STATED EXERCISE =>
Find the string "межрегиональной" and gather every line that holds it.

start

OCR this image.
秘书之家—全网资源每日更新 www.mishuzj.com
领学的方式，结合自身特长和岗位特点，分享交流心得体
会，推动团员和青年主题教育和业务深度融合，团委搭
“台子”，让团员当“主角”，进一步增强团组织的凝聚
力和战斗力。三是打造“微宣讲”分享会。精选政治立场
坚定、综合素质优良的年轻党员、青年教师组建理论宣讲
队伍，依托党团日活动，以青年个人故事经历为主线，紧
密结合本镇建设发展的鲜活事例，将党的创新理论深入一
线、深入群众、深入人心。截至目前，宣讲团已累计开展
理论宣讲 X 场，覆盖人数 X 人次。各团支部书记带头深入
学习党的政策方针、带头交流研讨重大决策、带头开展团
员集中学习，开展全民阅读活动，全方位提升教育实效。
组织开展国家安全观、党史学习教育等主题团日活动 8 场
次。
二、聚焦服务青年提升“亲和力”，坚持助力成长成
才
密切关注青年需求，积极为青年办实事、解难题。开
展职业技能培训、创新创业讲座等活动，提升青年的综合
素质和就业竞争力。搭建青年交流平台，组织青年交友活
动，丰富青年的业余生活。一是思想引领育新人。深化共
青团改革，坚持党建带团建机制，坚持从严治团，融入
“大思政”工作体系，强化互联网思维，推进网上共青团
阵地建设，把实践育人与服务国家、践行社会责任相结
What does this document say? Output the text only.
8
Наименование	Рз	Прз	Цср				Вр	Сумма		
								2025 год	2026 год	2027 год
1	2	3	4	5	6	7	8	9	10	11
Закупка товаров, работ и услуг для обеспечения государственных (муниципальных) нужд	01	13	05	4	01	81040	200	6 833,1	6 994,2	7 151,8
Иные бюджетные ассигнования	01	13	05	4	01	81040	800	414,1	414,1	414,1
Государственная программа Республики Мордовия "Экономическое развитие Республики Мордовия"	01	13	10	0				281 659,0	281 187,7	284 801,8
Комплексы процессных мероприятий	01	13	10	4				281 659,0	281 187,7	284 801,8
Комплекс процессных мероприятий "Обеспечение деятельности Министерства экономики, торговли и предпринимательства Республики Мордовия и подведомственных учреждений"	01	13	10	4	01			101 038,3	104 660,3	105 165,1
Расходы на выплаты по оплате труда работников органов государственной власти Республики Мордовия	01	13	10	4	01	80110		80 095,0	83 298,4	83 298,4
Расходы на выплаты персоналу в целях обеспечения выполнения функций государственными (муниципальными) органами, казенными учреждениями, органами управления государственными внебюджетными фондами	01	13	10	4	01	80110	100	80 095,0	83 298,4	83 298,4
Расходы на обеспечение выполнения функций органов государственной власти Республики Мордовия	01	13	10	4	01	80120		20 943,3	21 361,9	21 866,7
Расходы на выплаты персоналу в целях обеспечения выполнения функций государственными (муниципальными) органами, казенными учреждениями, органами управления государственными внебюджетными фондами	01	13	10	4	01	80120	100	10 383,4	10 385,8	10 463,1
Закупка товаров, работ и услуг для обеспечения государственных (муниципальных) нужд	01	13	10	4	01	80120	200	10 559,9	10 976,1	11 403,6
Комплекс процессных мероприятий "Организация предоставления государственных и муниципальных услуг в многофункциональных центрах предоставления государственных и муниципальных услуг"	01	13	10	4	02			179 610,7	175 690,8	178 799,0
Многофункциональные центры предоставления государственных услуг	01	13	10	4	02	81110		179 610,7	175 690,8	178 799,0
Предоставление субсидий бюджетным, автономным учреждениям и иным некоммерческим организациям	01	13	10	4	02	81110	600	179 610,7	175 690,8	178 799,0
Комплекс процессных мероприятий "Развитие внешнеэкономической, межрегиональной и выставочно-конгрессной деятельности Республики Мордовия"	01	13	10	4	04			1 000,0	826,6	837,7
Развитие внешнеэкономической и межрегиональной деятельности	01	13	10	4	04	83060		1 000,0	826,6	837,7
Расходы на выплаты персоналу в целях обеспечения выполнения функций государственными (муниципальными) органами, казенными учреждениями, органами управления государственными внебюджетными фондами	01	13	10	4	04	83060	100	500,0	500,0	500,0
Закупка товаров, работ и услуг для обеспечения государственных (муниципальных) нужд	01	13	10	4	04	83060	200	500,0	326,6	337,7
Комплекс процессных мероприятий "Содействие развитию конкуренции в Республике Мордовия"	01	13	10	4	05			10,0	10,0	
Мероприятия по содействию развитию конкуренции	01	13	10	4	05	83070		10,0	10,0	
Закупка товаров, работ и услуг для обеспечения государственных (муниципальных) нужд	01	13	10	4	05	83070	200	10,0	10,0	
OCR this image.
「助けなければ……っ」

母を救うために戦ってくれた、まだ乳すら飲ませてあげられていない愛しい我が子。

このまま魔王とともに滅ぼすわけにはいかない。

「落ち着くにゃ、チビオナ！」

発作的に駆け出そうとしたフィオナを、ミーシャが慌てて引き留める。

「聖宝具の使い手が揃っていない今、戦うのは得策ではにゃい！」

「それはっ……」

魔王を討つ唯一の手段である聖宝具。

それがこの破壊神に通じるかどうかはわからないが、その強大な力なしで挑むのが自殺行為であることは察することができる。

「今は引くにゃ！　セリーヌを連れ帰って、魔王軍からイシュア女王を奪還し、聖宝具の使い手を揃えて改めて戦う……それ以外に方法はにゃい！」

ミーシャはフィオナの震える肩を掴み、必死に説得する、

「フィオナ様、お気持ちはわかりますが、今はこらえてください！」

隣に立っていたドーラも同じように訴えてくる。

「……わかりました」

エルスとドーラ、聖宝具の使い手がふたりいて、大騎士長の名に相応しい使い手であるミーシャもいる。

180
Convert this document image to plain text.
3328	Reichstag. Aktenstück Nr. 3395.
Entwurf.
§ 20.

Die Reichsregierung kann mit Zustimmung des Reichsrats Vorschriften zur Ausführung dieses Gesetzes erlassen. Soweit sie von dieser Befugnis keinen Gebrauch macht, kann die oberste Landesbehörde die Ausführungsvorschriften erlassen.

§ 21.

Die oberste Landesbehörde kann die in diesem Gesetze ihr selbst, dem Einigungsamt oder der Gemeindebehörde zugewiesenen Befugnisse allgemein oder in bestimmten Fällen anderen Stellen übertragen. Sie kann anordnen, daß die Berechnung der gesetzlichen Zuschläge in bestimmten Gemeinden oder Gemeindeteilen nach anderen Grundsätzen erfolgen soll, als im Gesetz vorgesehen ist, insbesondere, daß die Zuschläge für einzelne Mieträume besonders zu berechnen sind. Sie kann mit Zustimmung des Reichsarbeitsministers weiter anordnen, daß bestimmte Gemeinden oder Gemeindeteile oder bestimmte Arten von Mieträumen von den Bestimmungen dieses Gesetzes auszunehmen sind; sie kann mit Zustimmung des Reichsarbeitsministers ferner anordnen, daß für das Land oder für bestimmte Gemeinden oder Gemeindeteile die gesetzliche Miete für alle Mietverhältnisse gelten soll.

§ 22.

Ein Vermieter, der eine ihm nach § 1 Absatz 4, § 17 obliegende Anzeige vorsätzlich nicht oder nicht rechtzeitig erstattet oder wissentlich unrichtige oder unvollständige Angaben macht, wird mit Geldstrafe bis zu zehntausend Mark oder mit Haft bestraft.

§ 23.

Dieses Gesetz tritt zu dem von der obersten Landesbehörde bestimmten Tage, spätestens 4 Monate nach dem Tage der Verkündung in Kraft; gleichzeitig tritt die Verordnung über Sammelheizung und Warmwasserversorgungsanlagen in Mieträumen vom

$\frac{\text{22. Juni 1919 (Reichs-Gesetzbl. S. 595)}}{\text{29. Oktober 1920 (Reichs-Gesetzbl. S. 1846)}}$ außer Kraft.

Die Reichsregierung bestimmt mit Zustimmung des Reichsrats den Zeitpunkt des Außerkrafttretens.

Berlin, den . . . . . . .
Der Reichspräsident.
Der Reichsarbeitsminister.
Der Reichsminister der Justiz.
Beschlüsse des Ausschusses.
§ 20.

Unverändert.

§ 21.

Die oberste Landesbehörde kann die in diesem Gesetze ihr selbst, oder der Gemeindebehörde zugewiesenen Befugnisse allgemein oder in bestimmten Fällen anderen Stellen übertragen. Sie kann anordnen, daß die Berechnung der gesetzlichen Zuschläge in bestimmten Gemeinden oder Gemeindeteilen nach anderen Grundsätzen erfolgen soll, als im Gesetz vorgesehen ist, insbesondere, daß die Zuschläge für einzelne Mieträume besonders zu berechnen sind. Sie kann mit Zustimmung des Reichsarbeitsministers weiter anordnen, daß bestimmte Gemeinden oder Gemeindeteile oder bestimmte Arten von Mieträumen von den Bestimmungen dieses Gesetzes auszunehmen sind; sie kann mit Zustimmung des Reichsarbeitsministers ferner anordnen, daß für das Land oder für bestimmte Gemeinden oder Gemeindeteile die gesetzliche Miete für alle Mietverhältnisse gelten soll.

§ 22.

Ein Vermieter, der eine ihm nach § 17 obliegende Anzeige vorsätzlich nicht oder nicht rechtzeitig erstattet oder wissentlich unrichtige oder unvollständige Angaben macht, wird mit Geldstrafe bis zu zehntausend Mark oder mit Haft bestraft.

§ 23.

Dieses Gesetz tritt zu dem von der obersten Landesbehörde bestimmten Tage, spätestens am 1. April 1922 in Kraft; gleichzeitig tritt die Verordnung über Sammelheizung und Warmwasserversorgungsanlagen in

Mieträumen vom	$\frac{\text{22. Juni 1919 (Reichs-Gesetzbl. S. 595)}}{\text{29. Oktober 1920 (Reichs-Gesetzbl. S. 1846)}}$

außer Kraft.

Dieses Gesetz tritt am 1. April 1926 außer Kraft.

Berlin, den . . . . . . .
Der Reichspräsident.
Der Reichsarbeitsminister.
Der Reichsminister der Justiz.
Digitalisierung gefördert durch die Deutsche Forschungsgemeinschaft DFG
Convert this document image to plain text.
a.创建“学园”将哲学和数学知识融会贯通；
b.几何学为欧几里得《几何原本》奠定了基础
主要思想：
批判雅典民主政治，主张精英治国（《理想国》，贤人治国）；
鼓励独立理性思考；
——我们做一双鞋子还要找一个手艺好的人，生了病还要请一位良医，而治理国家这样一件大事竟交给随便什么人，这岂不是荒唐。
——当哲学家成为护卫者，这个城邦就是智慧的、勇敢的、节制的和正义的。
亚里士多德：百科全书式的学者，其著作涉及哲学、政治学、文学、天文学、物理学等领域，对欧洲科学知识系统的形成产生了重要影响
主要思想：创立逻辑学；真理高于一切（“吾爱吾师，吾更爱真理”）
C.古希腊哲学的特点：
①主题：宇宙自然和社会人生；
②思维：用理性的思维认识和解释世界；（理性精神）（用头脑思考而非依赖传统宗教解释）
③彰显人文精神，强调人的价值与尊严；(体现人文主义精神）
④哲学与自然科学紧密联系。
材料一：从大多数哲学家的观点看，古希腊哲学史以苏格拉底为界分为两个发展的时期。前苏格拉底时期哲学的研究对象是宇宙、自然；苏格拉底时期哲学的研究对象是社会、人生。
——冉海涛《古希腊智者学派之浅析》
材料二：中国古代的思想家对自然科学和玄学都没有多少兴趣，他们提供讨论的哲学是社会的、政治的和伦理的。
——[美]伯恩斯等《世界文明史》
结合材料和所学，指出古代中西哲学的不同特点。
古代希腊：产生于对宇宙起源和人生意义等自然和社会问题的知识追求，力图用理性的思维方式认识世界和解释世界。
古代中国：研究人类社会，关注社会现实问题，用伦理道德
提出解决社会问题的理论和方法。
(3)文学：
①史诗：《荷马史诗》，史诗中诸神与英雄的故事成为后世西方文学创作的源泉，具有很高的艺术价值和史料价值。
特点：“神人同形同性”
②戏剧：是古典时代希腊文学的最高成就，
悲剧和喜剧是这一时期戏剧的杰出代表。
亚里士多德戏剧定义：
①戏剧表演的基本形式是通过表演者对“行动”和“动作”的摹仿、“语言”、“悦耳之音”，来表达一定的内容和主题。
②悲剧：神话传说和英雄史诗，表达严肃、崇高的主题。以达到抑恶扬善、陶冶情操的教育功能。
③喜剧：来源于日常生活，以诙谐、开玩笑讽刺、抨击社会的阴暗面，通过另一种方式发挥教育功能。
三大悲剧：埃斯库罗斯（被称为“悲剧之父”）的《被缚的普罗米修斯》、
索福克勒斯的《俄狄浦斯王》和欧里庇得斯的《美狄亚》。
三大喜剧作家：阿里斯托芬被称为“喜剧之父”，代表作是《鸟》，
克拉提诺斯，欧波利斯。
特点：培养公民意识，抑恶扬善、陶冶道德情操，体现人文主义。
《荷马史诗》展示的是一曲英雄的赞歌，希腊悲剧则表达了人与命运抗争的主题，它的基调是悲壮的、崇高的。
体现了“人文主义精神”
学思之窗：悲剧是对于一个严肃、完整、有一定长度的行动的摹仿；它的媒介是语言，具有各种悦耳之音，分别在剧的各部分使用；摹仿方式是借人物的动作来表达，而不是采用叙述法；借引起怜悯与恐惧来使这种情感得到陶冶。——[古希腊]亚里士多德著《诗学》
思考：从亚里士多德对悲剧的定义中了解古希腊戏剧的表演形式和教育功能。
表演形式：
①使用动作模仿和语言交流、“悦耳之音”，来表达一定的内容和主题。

end

ANSWER TO THE EXERCISE =>
Комплекс процессных мероприятий "Развитие внешнеэкономической, межрегиональной и выставочно-конгрессной деятельности Республики Мордовия"	01	13	10	4	04			1 000,0	826,6	837,7
Развитие внешнеэкономической и межрегиональной деятельности	01	13	10	4	04	83060		1 000,0	826,6	837,7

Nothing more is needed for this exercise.